Task objective: Lines that contain "Settings" are to be counted; give only their number.

Supplied material:
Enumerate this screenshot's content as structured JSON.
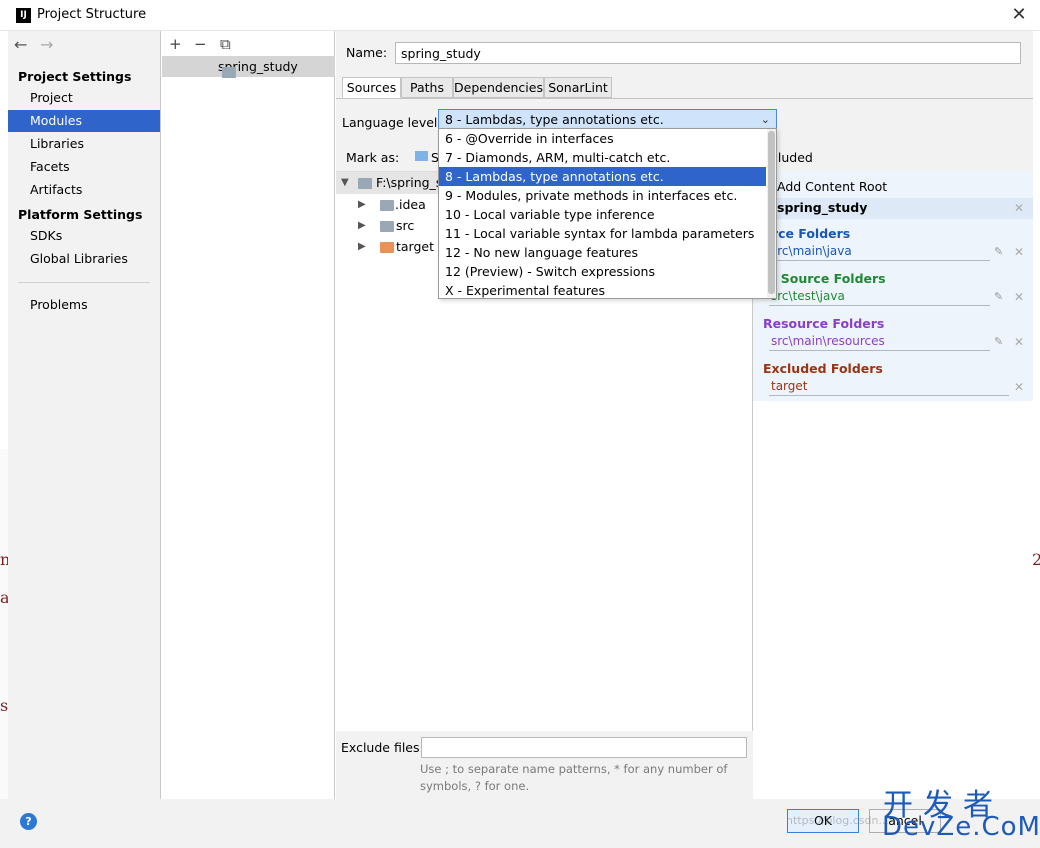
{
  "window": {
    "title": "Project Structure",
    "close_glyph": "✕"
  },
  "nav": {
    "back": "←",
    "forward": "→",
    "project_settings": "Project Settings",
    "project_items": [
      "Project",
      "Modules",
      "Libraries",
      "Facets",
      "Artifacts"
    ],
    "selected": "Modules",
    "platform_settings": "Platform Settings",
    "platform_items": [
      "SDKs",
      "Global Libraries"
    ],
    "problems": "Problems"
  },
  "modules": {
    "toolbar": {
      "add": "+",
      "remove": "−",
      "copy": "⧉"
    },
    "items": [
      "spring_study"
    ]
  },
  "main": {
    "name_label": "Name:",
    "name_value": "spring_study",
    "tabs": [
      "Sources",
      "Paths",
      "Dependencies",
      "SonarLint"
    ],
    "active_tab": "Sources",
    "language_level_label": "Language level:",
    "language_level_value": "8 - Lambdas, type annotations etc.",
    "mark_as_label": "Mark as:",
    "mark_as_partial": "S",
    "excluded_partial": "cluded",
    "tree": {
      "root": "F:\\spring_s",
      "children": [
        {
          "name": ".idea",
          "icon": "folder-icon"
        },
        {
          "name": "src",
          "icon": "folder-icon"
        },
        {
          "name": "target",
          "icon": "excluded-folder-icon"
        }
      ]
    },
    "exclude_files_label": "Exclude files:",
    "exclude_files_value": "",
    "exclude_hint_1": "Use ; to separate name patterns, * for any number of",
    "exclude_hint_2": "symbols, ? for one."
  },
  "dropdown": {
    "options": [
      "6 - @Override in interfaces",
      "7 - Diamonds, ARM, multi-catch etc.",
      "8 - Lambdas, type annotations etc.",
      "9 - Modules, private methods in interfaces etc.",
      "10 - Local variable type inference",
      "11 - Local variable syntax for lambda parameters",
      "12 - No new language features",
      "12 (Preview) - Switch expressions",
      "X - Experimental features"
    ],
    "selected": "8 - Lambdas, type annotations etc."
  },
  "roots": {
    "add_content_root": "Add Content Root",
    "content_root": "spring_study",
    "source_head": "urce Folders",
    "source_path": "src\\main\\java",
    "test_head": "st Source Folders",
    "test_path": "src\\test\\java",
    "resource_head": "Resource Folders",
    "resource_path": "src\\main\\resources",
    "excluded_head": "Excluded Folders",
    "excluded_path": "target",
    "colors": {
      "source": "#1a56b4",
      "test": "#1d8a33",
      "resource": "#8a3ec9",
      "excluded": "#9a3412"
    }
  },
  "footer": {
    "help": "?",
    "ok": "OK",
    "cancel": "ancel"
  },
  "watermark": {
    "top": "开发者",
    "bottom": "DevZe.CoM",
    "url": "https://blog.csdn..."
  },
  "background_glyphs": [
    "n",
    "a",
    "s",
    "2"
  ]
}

--

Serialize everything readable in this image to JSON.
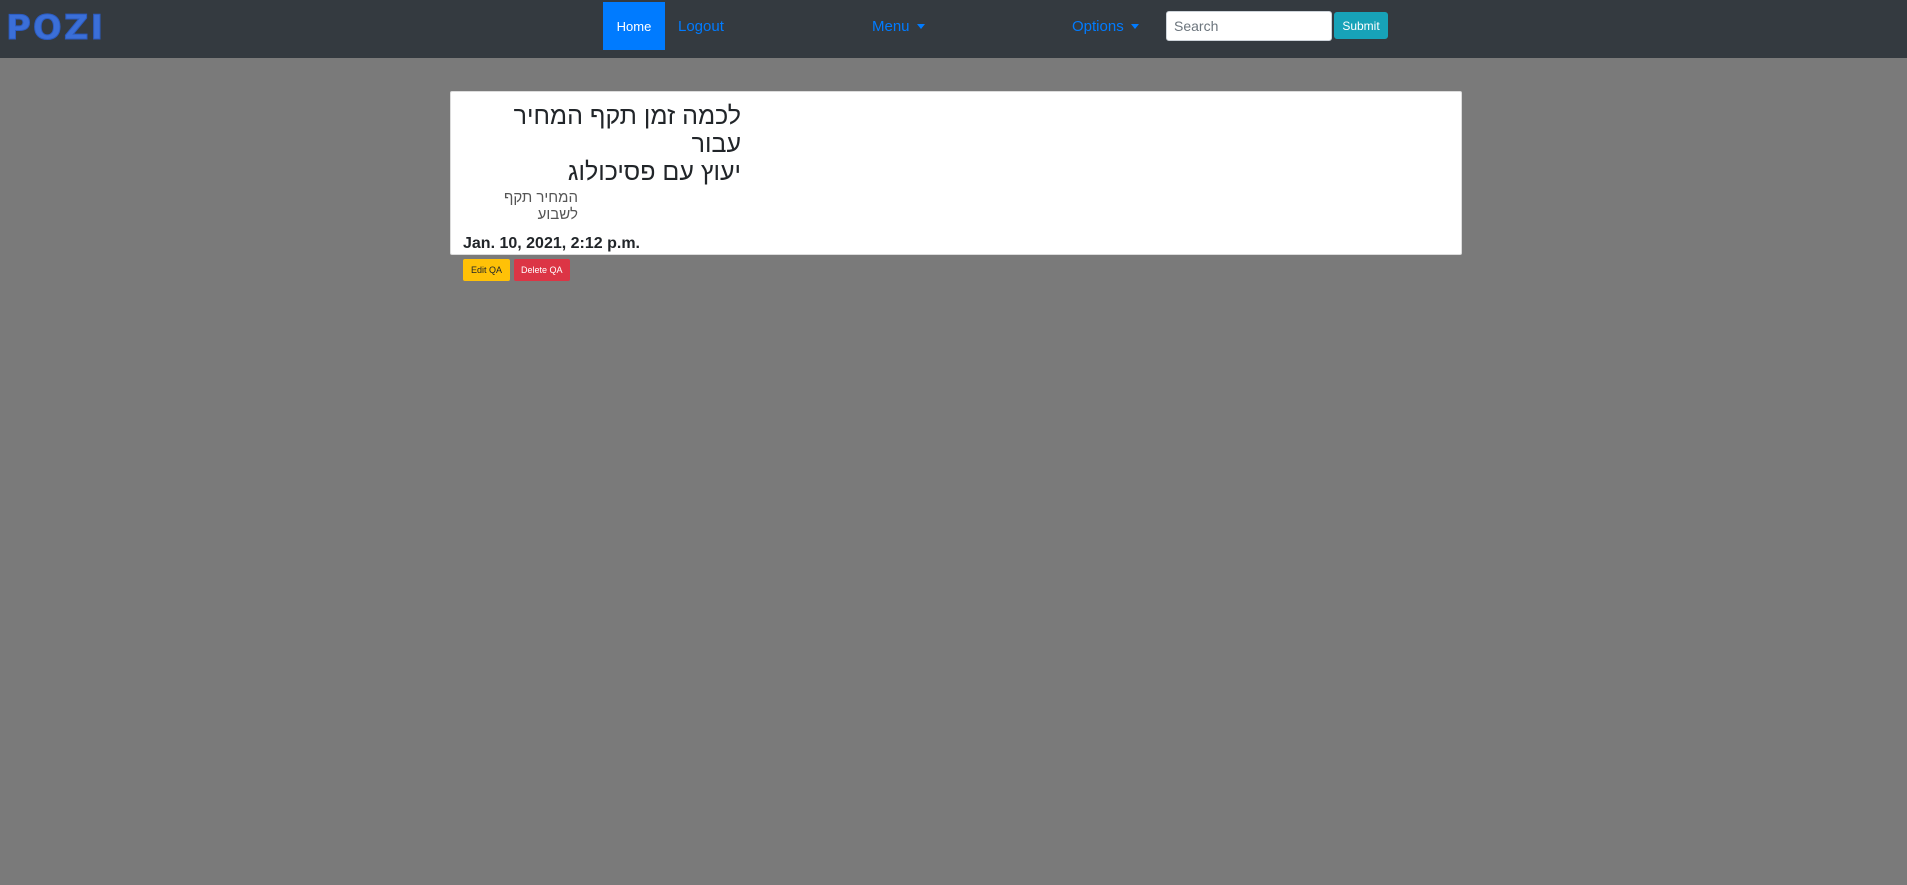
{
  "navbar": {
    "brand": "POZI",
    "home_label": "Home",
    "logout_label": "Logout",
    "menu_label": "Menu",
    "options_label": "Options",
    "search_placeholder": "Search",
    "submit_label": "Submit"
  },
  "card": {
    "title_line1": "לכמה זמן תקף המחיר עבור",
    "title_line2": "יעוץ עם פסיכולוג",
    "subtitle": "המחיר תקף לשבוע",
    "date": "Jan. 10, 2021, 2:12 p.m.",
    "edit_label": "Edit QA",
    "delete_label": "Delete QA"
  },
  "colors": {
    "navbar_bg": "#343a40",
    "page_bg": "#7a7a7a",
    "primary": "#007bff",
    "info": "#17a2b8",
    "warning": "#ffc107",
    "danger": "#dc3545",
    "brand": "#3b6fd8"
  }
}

Exercise result: 2